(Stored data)
■ ■ ■ ■ ■ ■ ■

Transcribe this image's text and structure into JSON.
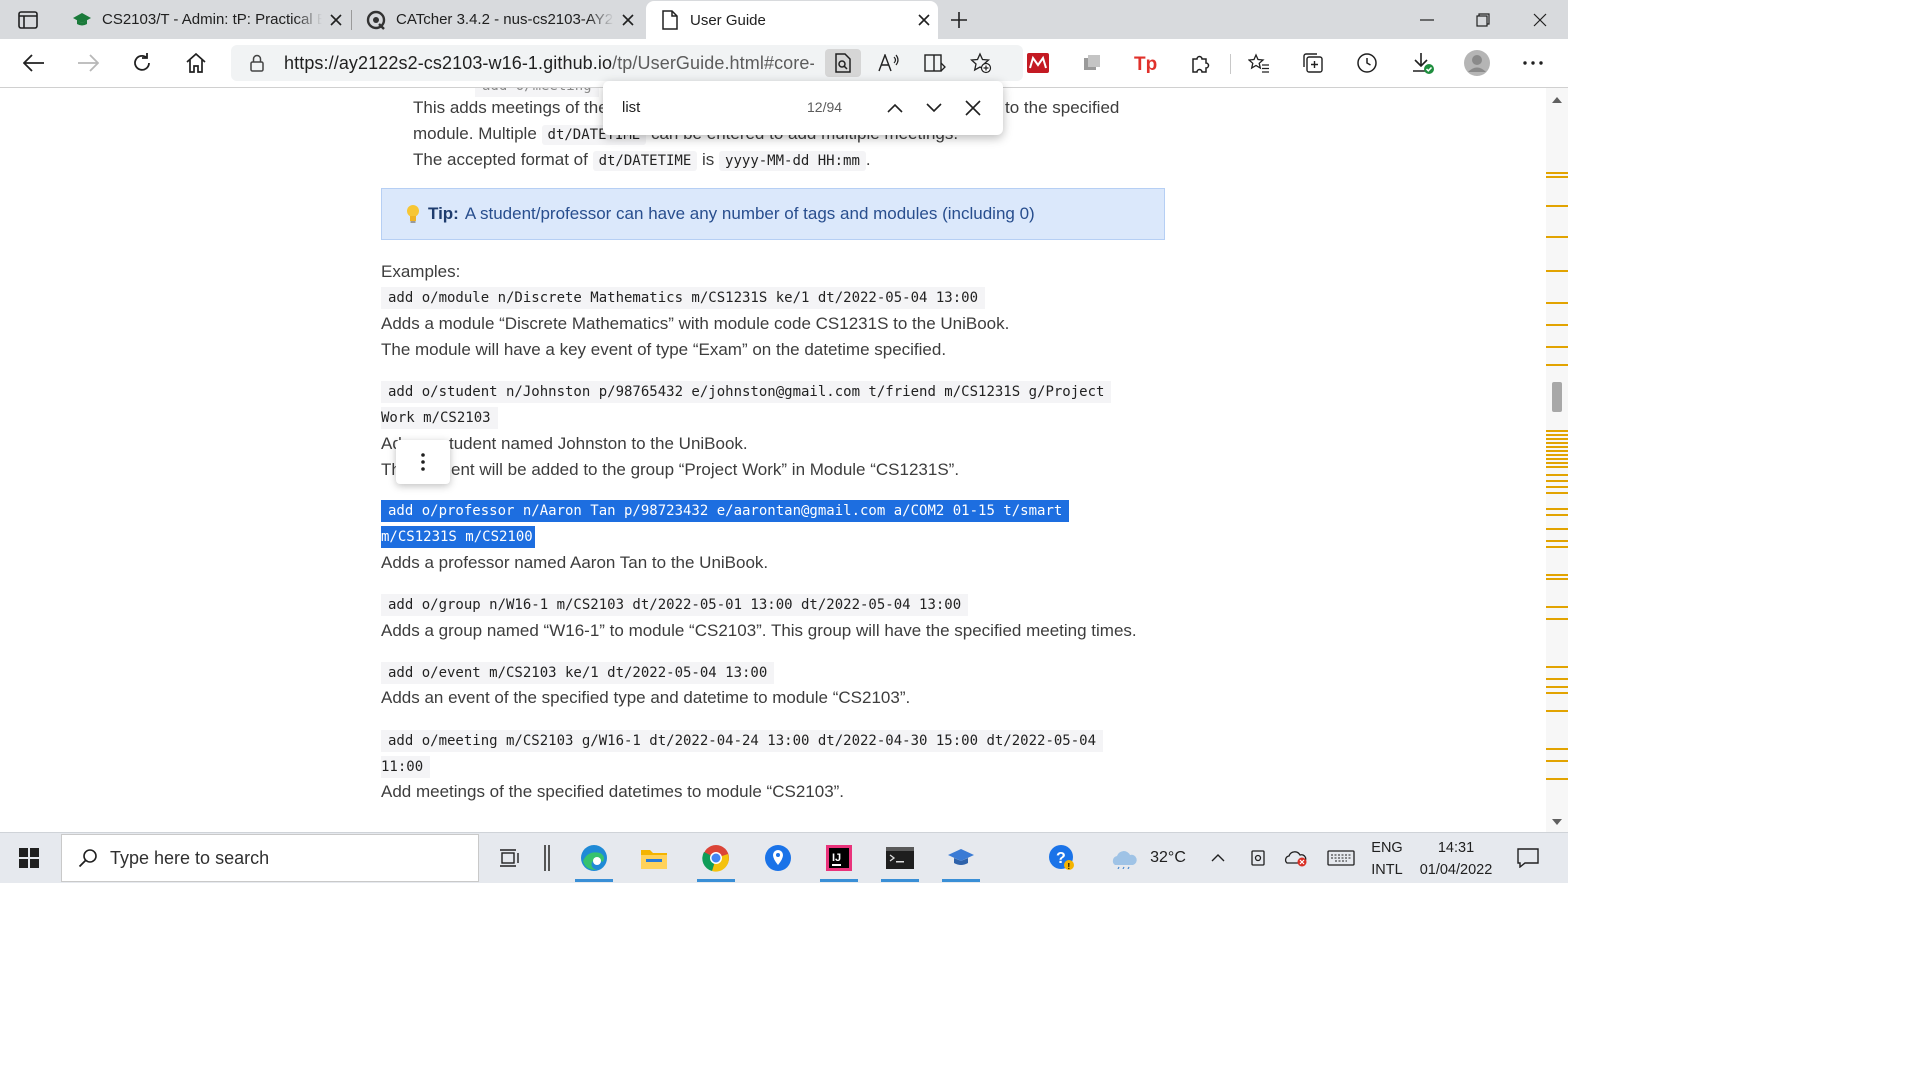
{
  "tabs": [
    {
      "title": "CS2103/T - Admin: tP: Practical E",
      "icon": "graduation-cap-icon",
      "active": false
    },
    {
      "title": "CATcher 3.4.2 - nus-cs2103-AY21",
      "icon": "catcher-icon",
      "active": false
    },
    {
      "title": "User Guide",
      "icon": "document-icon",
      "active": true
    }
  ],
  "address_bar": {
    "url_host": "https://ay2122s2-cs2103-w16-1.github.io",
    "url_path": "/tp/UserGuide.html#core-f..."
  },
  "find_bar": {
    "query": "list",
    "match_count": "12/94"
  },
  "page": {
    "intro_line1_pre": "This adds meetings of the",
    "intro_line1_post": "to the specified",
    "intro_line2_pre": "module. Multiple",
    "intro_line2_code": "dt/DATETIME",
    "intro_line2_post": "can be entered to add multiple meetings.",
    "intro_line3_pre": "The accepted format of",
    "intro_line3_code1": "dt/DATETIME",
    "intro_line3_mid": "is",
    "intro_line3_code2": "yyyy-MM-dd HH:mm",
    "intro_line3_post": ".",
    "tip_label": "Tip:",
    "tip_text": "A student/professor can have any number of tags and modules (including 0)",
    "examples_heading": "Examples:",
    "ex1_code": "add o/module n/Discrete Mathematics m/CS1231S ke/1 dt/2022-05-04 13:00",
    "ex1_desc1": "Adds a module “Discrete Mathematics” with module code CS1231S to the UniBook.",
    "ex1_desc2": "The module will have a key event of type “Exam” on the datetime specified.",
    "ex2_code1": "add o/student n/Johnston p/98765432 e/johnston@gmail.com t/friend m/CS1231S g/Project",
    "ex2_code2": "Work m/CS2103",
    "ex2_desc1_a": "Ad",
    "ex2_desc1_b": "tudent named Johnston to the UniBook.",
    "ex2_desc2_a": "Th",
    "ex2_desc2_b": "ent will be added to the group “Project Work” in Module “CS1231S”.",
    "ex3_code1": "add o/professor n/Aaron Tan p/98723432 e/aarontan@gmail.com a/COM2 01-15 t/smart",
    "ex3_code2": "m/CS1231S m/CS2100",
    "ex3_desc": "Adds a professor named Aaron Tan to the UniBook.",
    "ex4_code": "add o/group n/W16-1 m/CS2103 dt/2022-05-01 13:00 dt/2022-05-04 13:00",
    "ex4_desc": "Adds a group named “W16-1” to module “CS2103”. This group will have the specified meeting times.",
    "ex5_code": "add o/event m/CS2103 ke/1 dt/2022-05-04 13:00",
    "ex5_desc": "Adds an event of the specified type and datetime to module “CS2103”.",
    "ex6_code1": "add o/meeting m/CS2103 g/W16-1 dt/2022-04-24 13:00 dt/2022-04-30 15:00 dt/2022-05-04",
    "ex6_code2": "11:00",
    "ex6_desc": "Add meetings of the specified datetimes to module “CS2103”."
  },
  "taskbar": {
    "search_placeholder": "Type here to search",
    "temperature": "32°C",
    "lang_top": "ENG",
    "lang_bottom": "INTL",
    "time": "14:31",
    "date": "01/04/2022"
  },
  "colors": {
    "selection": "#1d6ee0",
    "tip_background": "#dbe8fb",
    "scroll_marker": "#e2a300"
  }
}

■ ■ ■ ■ ■ ■ ■

▶ EXERCISE
From the records above, pull out every line containing the word "Aaron".

▶ TASK RESULT
    "ex3_code1": "add o/professor n/Aaron Tan p/98723432 e/aarontan@gmail.com a/COM2 01-15 t/smart",
    "ex3_desc": "Adds a professor named Aaron Tan to the UniBook.",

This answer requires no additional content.